■ Supplied entries ■
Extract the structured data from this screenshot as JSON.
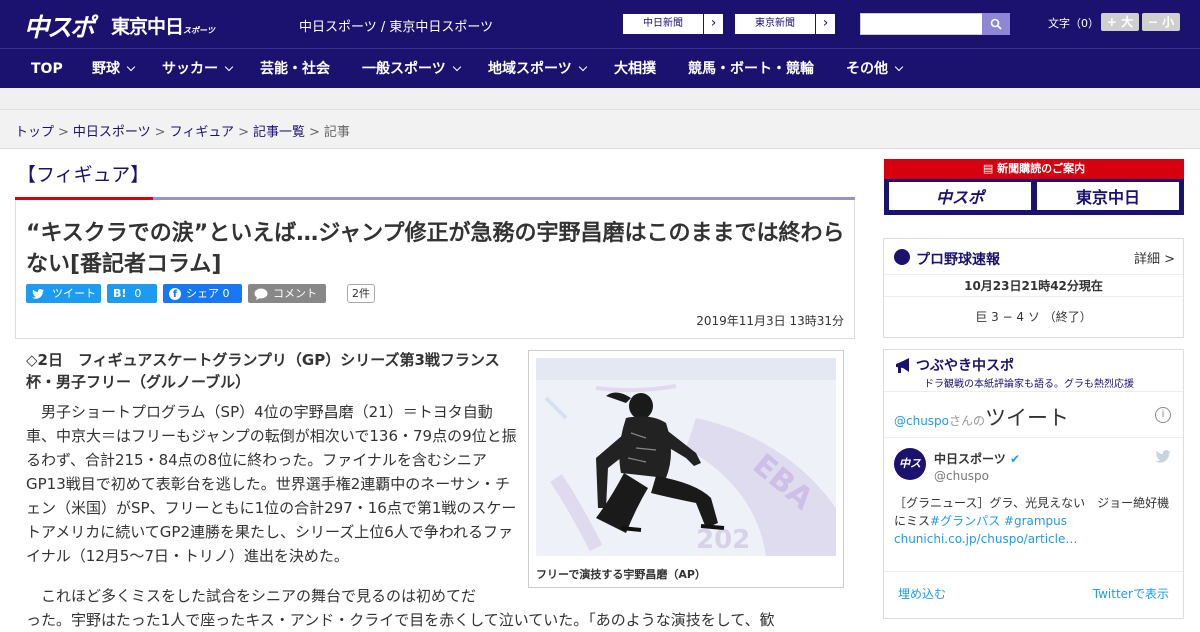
{
  "header": {
    "logo_chuspo": "中スポ",
    "logo_tokyo": "東京中日",
    "logo_tokyo_small": "スポーツ",
    "sites_text": "中日スポーツ / 東京中日スポーツ",
    "link_chunichi": "中日新聞",
    "link_tokyo": "東京新聞",
    "font_size_label": "文字（0）",
    "font_bigger": "+ 大",
    "font_smaller": "− 小"
  },
  "nav": [
    "TOP",
    "野球",
    "サッカー",
    "芸能・社会",
    "一般スポーツ",
    "地域スポーツ",
    "大相撲",
    "競馬・ボート・競輪",
    "その他"
  ],
  "breadcrumb": [
    "トップ",
    "中日スポーツ",
    "フィギュア",
    "記事一覧",
    "記事"
  ],
  "category": "【フィギュア】",
  "article": {
    "title": "“キスクラでの涙”といえば…ジャンプ修正が急務の宇野昌磨はこのままでは終わらない[番記者コラム]",
    "share": {
      "tweet": "ツイート",
      "hatena": "0",
      "facebook": "シェア 0",
      "comment": "コメント",
      "count": "2件"
    },
    "date": "2019年11月3日 13時31分",
    "lead": "◇2日　フィギュアスケートグランプリ（GP）シリーズ第3戦フランス杯・男子フリー（グルノーブル）",
    "p1": "男子ショートプログラム（SP）4位の宇野昌磨（21）＝トヨタ自動車、中京大＝はフリーもジャンプの転倒が相次いで136・79点の9位と振るわず、合計215・84点の8位に終わった。ファイナルを含むシニアGP13戦目で初めて表彰台を逃した。世界選手権2連覇中のネーサン・チェン（米国）がSP、フリーともに1位の合計297・16点で第1戦のスケートアメリカに続いてGP2連勝を果たし、シリーズ上位6人で争われるファイナル（12月5～7日・トリノ）進出を決めた。",
    "p2_line1": "これほど多くミスをした試合をシニアの舞台で見るのは初めてだ",
    "p2_line2": "った。宇野はたった1人で座ったキス・アンド・クライで目を赤くして泣いていた。「あのような演技をして、歓",
    "caption": "フリーで演技する宇野昌磨（AP）"
  },
  "sidebar": {
    "subscribe_head": "新聞購読のご案内",
    "subscribe_a": "中スポ",
    "subscribe_b": "東京中日",
    "pro_title": "プロ野球速報",
    "pro_more": "詳細 >",
    "pro_time": "10月23日21時42分現在",
    "pro_score": "巨 3 − 4 ソ （終了）",
    "tsu_title": "つぶやき中スポ",
    "tsu_sub": "ドラ観戦の本紙評論家も語る。グラも熱烈応援",
    "tw_handle_label": "@chuspo",
    "tw_san": "さんの",
    "tw_tweet": "ツイート",
    "tw_name": "中日スポーツ",
    "tw_handle": "@chuspo",
    "tw_text_a": "［グラニュース］グラ、光見えない　ジョー絶好機にミス",
    "tw_tag1": "#グランパス",
    "tw_tag2": "#grampus",
    "tw_link": "chunichi.co.jp/chuspo/article…",
    "tw_embed": "埋め込む",
    "tw_view": "Twitterで表示"
  },
  "colors": {
    "brand": "#1b1270",
    "accent_red": "#d7000f",
    "twitter": "#1d9bf0"
  }
}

■ What you need to do ■
Your task is to retype all the entries exactly and leave out any pictures.

■ Exercise response ■
Extract the structured data from this screenshot as JSON.
{
  "header": {
    "logo_chuspo": "中スポ",
    "logo_tokyo": "東京中日",
    "logo_tokyo_small": "スポーツ",
    "sites_text": "中日スポーツ / 東京中日スポーツ",
    "link_chunichi": "中日新聞",
    "link_tokyo": "東京新聞",
    "font_size_label": "文字（0）",
    "font_bigger": "+ 大",
    "font_smaller": "− 小"
  },
  "nav": [
    "TOP",
    "野球",
    "サッカー",
    "芸能・社会",
    "一般スポーツ",
    "地域スポーツ",
    "大相撲",
    "競馬・ボート・競輪",
    "その他"
  ],
  "breadcrumb": [
    "トップ",
    "中日スポーツ",
    "フィギュア",
    "記事一覧",
    "記事"
  ],
  "category": "【フィギュア】",
  "article": {
    "title": "“キスクラでの涙”といえば…ジャンプ修正が急務の宇野昌磨はこのままでは終わらない[番記者コラム]",
    "share": {
      "tweet": "ツイート",
      "hatena": "0",
      "facebook": "シェア 0",
      "comment": "コメント",
      "count": "2件"
    },
    "date": "2019年11月3日 13時31分",
    "lead": "◇2日　フィギュアスケートグランプリ（GP）シリーズ第3戦フランス杯・男子フリー（グルノーブル）",
    "p1": "男子ショートプログラム（SP）4位の宇野昌磨（21）＝トヨタ自動車、中京大＝はフリーもジャンプの転倒が相次いで136・79点の9位と振るわず、合計215・84点の8位に終わった。ファイナルを含むシニアGP13戦目で初めて表彰台を逃した。世界選手権2連覇中のネーサン・チェン（米国）がSP、フリーともに1位の合計297・16点で第1戦のスケートアメリカに続いてGP2連勝を果たし、シリーズ上位6人で争われるファイナル（12月5～7日・トリノ）進出を決めた。",
    "p2_line1": "これほど多くミスをした試合をシニアの舞台で見るのは初めてだ",
    "p2_line2": "った。宇野はたった1人で座ったキス・アンド・クライで目を赤くして泣いていた。「あのような演技をして、歓",
    "caption": "フリーで演技する宇野昌磨（AP）"
  },
  "sidebar": {
    "subscribe_head": "新聞購読のご案内",
    "subscribe_a": "中スポ",
    "subscribe_b": "東京中日",
    "pro_title": "プロ野球速報",
    "pro_more": "詳細 >",
    "pro_time": "10月23日21時42分現在",
    "pro_score": "巨 3 − 4 ソ （終了）",
    "tsu_title": "つぶやき中スポ",
    "tsu_sub": "ドラ観戦の本紙評論家も語る。グラも熱烈応援",
    "tw_handle_label": "@chuspo",
    "tw_san": "さんの",
    "tw_tweet": "ツイート",
    "tw_name": "中日スポーツ",
    "tw_handle": "@chuspo",
    "tw_text_a": "［グラニュース］グラ、光見えない　ジョー絶好機にミス",
    "tw_tag1": "#グランパス",
    "tw_tag2": "#grampus",
    "tw_link": "chunichi.co.jp/chuspo/article…",
    "tw_embed": "埋め込む",
    "tw_view": "Twitterで表示"
  },
  "colors": {
    "brand": "#1b1270",
    "accent_red": "#d7000f",
    "twitter": "#1d9bf0"
  }
}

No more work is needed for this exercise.